* [DIRECTIVE]
Where a line below holds the string "fill", copy that line.

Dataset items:
══════════
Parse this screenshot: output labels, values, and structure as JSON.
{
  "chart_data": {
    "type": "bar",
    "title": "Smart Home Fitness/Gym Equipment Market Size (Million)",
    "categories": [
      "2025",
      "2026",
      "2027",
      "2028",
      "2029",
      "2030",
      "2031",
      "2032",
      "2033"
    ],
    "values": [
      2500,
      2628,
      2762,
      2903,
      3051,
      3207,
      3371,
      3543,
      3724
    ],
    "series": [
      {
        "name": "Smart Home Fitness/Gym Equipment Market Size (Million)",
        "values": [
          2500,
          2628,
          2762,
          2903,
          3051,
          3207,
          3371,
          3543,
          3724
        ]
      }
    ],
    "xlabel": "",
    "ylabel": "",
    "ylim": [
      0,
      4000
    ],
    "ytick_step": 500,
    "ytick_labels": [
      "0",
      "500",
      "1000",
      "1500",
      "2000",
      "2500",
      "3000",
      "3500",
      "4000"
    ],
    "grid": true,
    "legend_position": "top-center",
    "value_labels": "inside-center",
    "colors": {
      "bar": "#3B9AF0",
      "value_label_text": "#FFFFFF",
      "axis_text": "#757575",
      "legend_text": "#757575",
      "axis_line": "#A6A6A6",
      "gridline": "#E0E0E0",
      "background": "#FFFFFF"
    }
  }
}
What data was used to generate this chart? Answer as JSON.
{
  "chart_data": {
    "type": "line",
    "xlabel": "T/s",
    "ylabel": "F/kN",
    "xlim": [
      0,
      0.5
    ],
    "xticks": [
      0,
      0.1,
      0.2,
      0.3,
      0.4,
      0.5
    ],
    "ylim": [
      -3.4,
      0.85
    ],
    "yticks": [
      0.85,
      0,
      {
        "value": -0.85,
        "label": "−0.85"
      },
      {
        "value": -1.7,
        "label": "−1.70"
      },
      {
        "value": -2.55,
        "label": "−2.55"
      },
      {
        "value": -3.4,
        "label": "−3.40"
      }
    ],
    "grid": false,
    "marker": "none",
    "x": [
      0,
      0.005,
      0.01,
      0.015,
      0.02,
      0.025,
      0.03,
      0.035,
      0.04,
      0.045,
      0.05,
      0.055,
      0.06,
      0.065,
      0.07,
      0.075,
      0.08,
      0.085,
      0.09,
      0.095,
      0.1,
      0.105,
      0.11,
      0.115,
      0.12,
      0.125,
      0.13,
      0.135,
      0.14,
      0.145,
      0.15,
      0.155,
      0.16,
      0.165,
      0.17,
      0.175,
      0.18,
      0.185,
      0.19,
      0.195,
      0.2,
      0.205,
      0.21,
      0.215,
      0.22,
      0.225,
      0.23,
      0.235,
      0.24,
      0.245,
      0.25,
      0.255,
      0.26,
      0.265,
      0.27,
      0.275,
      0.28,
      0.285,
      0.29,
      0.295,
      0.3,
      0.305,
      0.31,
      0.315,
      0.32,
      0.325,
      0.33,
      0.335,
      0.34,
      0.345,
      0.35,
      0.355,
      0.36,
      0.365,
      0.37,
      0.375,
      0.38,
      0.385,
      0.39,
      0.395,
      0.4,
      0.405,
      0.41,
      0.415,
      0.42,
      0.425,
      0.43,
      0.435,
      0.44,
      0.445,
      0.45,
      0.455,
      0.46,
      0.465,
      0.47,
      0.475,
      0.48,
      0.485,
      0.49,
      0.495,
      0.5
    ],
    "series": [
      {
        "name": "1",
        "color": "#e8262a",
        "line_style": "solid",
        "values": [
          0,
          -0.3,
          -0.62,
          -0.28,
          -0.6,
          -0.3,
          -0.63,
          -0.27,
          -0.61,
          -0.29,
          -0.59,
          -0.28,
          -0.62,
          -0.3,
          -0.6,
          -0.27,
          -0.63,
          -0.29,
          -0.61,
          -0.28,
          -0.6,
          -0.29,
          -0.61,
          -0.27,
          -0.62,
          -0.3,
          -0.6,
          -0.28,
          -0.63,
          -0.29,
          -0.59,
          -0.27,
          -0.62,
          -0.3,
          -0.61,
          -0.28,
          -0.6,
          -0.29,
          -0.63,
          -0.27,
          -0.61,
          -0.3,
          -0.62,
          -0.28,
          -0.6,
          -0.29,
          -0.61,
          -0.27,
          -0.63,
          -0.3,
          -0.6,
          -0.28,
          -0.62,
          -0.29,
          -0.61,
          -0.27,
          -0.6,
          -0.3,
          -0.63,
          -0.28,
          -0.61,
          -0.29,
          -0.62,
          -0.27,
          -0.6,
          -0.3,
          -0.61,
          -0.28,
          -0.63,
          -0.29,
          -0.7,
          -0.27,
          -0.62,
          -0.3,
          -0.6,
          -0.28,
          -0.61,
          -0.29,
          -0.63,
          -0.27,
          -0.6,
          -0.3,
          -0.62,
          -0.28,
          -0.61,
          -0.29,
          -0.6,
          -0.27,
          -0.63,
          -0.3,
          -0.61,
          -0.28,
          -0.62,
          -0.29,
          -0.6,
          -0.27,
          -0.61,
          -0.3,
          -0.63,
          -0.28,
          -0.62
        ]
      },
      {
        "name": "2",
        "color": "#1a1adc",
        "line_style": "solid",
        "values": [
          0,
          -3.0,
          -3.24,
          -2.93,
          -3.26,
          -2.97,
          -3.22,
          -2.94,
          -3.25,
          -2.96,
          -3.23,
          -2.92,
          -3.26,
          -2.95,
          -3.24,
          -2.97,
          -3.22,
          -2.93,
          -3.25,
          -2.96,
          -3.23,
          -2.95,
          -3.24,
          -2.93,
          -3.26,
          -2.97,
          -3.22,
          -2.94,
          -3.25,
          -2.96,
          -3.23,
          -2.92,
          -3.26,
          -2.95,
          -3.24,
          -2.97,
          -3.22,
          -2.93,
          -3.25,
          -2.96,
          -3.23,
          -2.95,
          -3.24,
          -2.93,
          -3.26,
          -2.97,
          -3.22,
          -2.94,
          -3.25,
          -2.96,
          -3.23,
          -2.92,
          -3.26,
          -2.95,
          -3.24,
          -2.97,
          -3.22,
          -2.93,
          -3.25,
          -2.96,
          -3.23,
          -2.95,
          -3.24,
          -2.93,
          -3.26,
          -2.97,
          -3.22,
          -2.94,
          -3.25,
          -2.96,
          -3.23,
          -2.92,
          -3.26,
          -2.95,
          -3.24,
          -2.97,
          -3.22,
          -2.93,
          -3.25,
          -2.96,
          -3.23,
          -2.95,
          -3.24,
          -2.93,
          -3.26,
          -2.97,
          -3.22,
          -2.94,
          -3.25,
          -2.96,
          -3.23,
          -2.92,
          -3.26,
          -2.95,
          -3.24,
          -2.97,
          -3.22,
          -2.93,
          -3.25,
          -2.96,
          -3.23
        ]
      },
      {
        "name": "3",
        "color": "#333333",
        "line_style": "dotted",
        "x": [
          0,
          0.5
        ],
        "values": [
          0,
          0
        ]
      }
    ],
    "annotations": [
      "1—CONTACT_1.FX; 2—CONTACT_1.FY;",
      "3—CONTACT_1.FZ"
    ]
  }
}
══════════
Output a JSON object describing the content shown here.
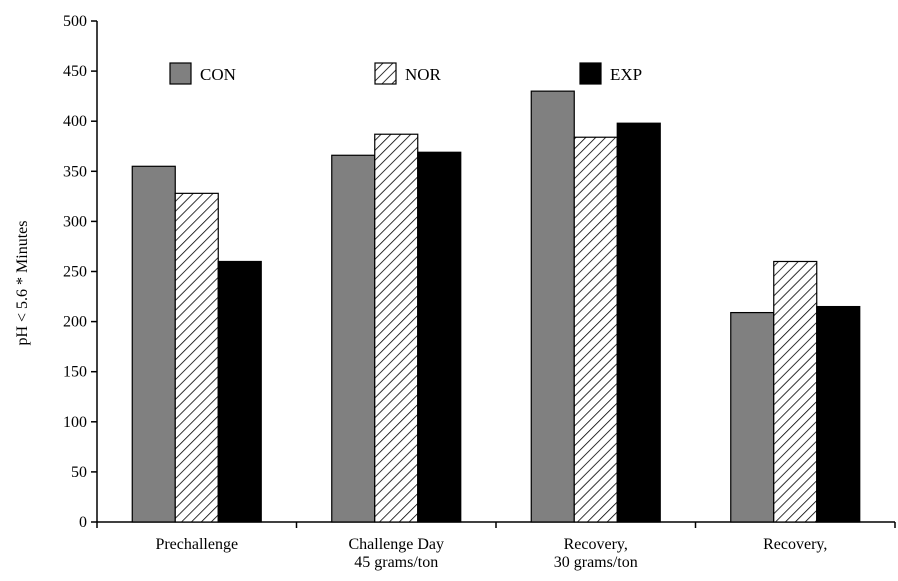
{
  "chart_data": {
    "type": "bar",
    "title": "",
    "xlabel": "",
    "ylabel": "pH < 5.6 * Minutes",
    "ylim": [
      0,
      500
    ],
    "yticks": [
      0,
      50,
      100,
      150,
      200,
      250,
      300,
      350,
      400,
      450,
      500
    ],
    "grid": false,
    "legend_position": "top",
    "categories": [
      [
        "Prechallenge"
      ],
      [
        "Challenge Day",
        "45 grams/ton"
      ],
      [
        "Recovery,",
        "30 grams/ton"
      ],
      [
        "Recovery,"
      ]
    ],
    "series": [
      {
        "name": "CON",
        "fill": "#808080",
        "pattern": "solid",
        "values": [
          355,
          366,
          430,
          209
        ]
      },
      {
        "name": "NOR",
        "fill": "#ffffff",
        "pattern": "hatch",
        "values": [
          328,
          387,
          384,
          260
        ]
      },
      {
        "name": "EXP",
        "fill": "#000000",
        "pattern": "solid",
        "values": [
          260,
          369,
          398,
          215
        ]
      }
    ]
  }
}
══════════
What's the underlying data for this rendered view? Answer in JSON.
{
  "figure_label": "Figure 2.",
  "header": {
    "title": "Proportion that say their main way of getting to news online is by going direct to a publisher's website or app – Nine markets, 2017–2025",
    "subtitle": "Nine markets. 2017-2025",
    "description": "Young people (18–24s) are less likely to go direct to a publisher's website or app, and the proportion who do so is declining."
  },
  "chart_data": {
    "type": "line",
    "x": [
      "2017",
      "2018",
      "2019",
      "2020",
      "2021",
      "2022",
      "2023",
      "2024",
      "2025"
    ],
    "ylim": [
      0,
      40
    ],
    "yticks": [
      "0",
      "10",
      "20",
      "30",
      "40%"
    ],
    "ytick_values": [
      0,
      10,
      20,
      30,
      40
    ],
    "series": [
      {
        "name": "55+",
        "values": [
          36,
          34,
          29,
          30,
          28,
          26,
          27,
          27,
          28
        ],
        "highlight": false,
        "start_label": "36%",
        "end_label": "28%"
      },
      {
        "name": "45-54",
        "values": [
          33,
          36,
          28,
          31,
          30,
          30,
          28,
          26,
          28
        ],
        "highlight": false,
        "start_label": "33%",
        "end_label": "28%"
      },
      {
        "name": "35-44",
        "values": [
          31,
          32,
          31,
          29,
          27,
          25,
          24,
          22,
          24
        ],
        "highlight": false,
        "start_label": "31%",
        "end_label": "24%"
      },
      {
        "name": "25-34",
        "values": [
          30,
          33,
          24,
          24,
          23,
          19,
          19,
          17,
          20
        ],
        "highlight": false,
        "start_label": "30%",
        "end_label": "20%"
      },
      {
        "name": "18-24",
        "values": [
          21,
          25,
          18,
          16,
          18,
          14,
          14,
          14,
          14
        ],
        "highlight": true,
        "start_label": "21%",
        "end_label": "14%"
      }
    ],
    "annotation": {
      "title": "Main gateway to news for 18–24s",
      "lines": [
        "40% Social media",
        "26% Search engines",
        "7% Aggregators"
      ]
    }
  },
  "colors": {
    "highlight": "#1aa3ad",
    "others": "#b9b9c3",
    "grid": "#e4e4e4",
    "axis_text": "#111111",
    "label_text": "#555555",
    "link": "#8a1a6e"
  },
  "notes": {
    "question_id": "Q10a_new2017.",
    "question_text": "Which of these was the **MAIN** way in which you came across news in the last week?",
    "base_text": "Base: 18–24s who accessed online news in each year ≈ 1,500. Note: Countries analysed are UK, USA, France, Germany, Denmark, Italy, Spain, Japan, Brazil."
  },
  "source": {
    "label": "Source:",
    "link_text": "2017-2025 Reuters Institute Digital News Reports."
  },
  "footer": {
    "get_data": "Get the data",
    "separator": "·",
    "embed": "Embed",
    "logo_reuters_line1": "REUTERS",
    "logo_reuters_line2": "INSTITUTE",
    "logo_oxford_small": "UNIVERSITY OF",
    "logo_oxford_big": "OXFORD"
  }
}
══════════
* [EXERCISE RESULT]
        "fill": "#808080",
        "fill": "#ffffff",
        "fill": "#000000",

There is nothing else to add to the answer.